- _SHORT TASK_
Keep only those lines of the records that include the string "verbessern".
==========
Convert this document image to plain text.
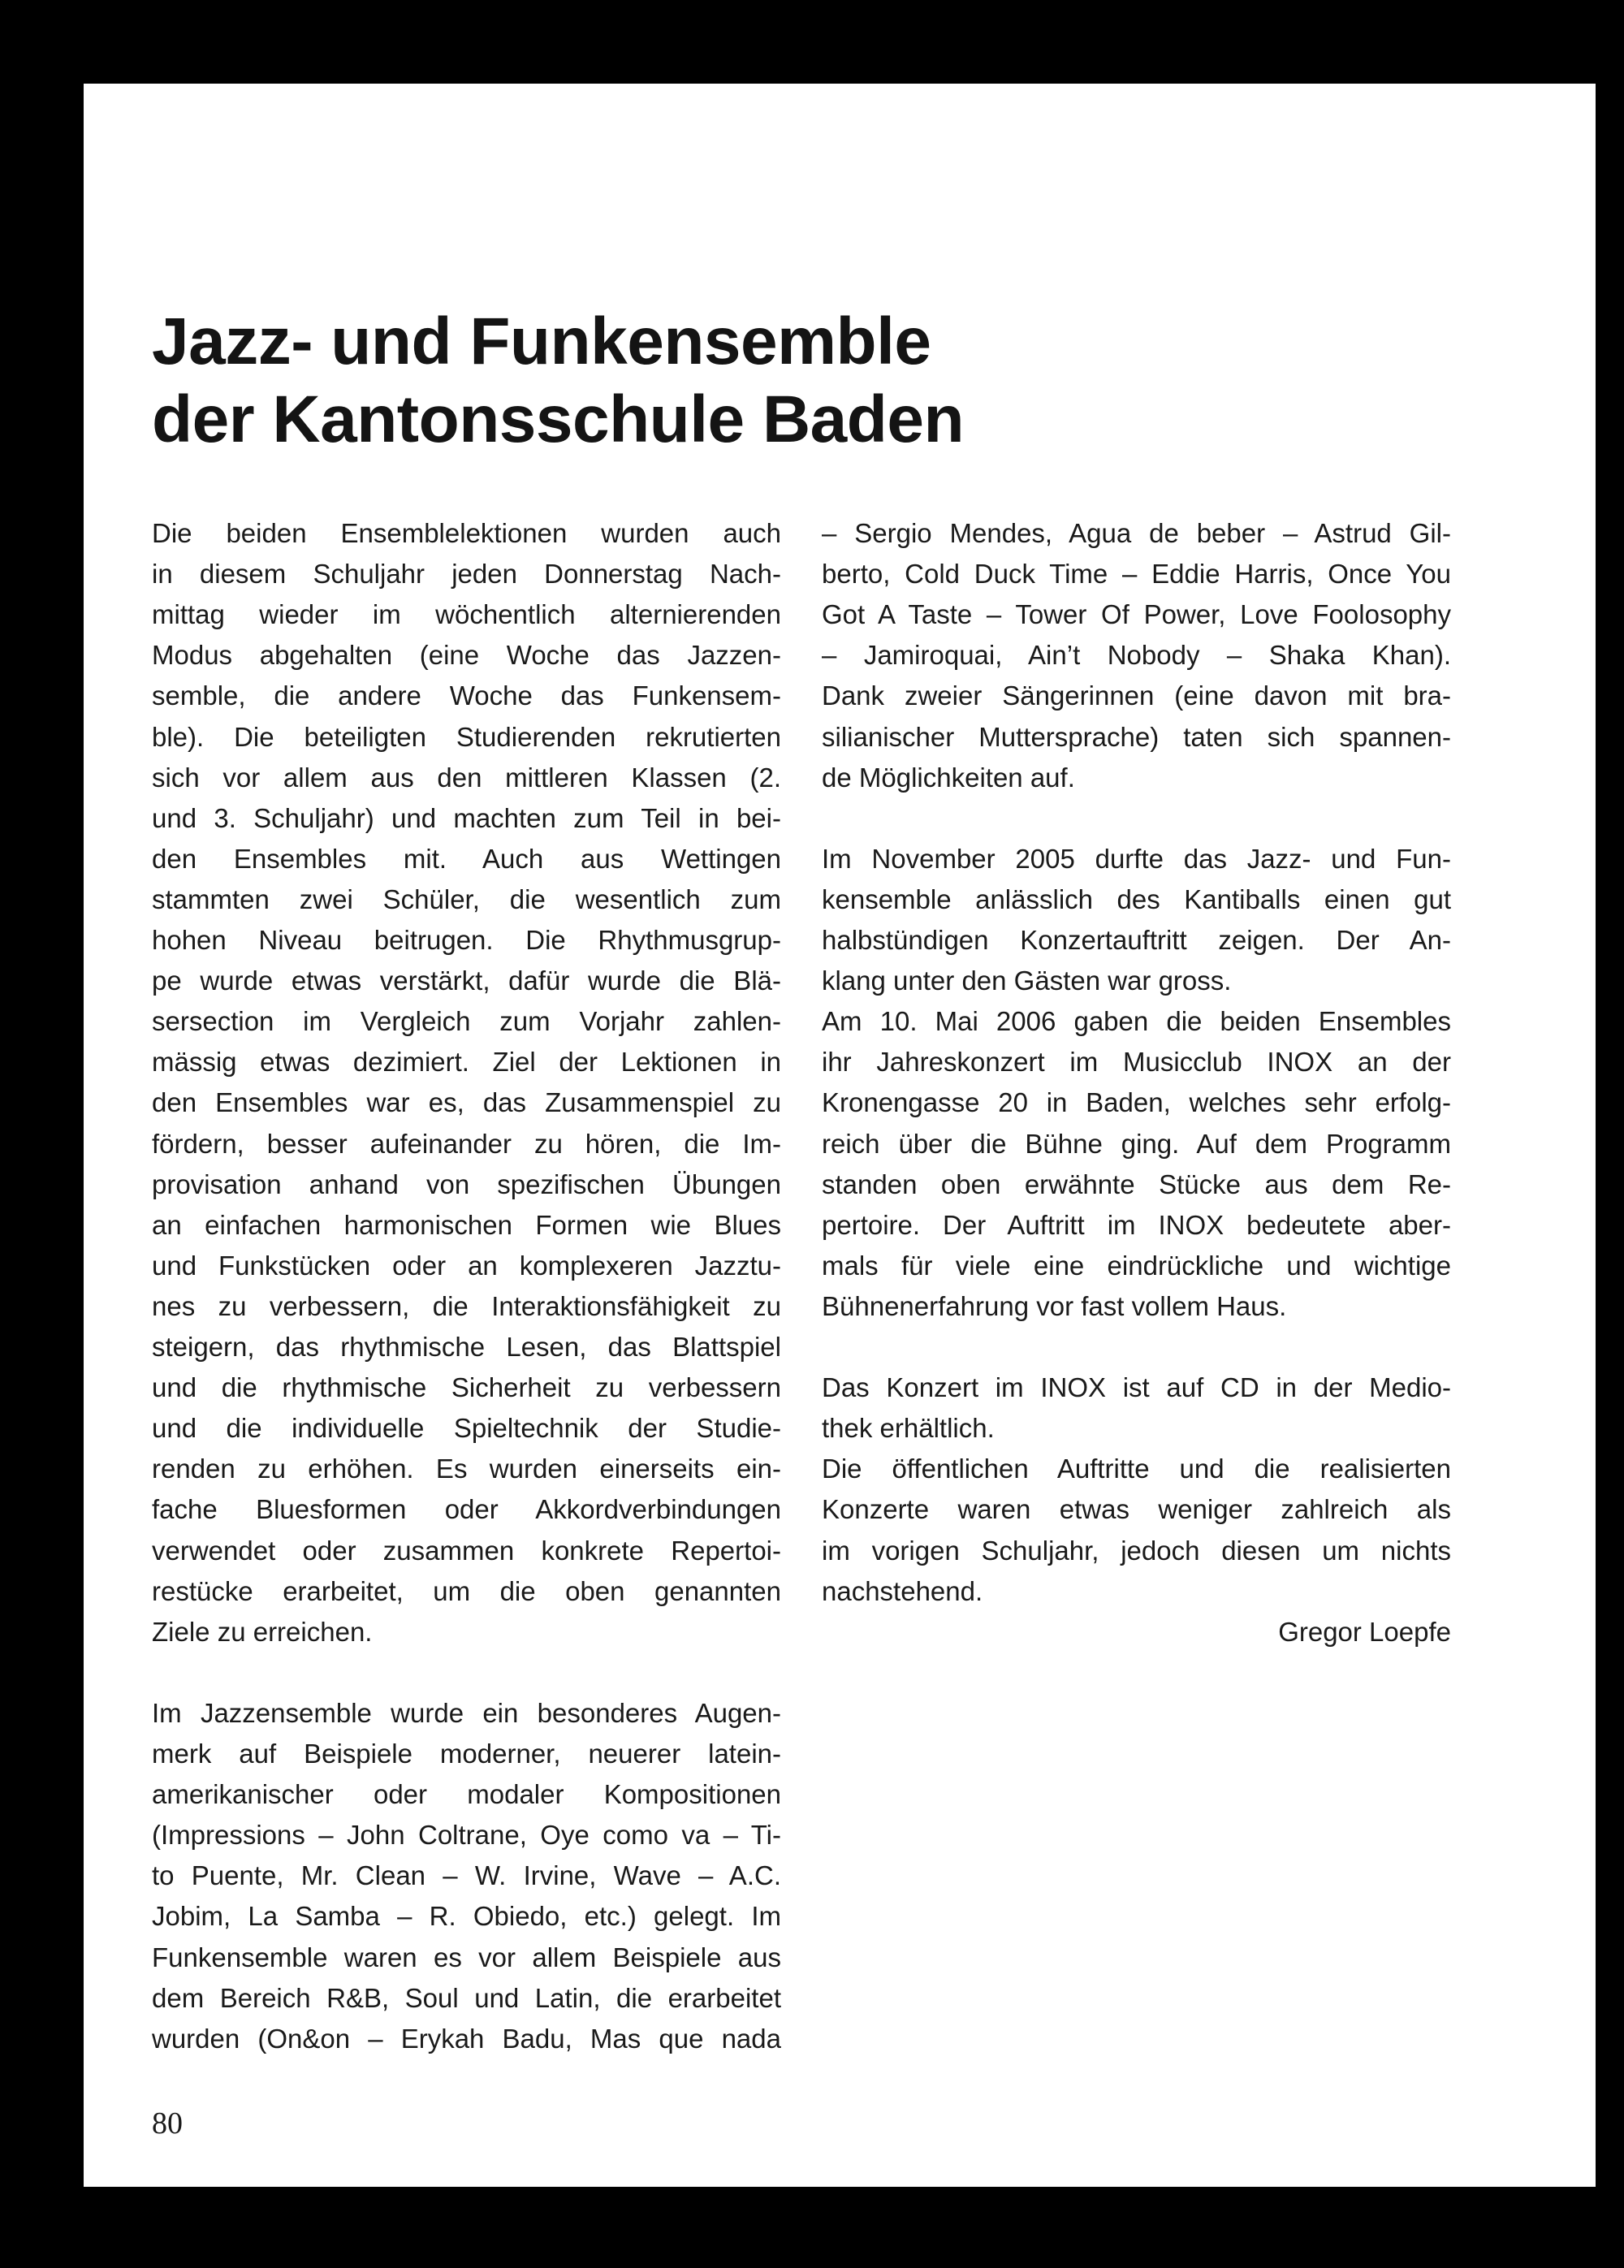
Jazz- und Funkensemble
der Kantonsschule Baden
Die beiden Ensemblelektionen wurden auch
in diesem Schuljahr jeden Donnerstag Nach-
mittag wieder im wöchentlich alternierenden
Modus abgehalten (eine Woche das Jazzen-
semble, die andere Woche das Funkensem-
ble). Die beteiligten Studierenden rekrutierten
sich vor allem aus den mittleren Klassen (2.
und 3. Schuljahr) und machten zum Teil in bei-
den Ensembles mit. Auch aus Wettingen
stammten zwei Schüler, die wesentlich zum
hohen Niveau beitrugen. Die Rhythmusgrup-
pe wurde etwas verstärkt, dafür wurde die Blä-
sersection im Vergleich zum Vorjahr zahlen-
mässig etwas dezimiert. Ziel der Lektionen in
den Ensembles war es, das Zusammenspiel zu
fördern, besser aufeinander zu hören, die Im-
provisation anhand von spezifischen Übungen
an einfachen harmonischen Formen wie Blues
und Funkstücken oder an komplexeren Jazztu-
nes zu verbessern, die Interaktionsfähigkeit zu
steigern, das rhythmische Lesen, das Blattspiel
und die rhythmische Sicherheit zu verbessern
und die individuelle Spieltechnik der Studie-
renden zu erhöhen. Es wurden einerseits ein-
fache Bluesformen oder Akkordverbindungen
verwendet oder zusammen konkrete Repertoi-
restücke erarbeitet, um die oben genannten
Ziele zu erreichen.
Im Jazzensemble wurde ein besonderes Augen-
merk auf Beispiele moderner, neuerer latein-
amerikanischer oder modaler Kompositionen
(Impressions – John Coltrane, Oye como va – Ti-
to Puente, Mr. Clean – W. Irvine, Wave – A.C.
Jobim, La Samba – R. Obiedo, etc.) gelegt. Im
Funkensemble waren es vor allem Beispiele aus
dem Bereich R&B, Soul und Latin, die erarbeitet
wurden (On&on – Erykah Badu, Mas que nada
– Sergio Mendes, Agua de beber – Astrud Gil-
berto, Cold Duck Time – Eddie Harris, Once You
Got A Taste – Tower Of Power, Love Foolosophy
– Jamiroquai, Ain’t Nobody – Shaka Khan).
Dank zweier Sängerinnen (eine davon mit bra-
silianischer Muttersprache) taten sich spannen-
de Möglichkeiten auf.
Im November 2005 durfte das Jazz- und Fun-
kensemble anlässlich des Kantiballs einen gut
halbstündigen Konzertauftritt zeigen. Der An-
klang unter den Gästen war gross.
Am 10. Mai 2006 gaben die beiden Ensembles
ihr Jahreskonzert im Musicclub INOX an der
Kronengasse 20 in Baden, welches sehr erfolg-
reich über die Bühne ging. Auf dem Programm
standen oben erwähnte Stücke aus dem Re-
pertoire. Der Auftritt im INOX bedeutete aber-
mals für viele eine eindrückliche und wichtige
Bühnenerfahrung vor fast vollem Haus.
Das Konzert im INOX ist auf CD in der Medio-
thek erhältlich.
Die öffentlichen Auftritte und die realisierten
Konzerte waren etwas weniger zahlreich als
im vorigen Schuljahr, jedoch diesen um nichts
nachstehend.
Gregor Loepfe
80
==========
- _THE SOLUTION_
nes zu verbessern, die Interaktionsfähigkeit zu
und die rhythmische Sicherheit zu verbessern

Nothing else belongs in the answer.